> **Aim**: Identify every line containing the word "title" and reproduce each one.

-=-=-=-=-

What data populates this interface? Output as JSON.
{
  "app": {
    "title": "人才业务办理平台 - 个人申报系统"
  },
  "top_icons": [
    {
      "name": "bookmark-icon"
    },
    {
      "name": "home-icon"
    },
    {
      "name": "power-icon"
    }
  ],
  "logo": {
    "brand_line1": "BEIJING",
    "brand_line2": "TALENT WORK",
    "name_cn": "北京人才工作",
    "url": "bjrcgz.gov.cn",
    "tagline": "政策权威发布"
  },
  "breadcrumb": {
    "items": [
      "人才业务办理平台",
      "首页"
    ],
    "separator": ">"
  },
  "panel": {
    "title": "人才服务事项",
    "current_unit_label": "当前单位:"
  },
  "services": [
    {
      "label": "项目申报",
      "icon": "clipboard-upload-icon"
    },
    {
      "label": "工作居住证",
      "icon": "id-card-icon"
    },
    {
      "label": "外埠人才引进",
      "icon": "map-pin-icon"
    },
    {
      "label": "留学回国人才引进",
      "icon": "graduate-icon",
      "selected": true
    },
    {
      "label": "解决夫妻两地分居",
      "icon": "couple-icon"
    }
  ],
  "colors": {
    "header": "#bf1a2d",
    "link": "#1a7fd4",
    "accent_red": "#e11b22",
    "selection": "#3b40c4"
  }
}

-=-=-=-=-

> **Answer in full**:
    "title": "人才业务办理平台 - 个人申报系统"
    "title": "人才服务事项",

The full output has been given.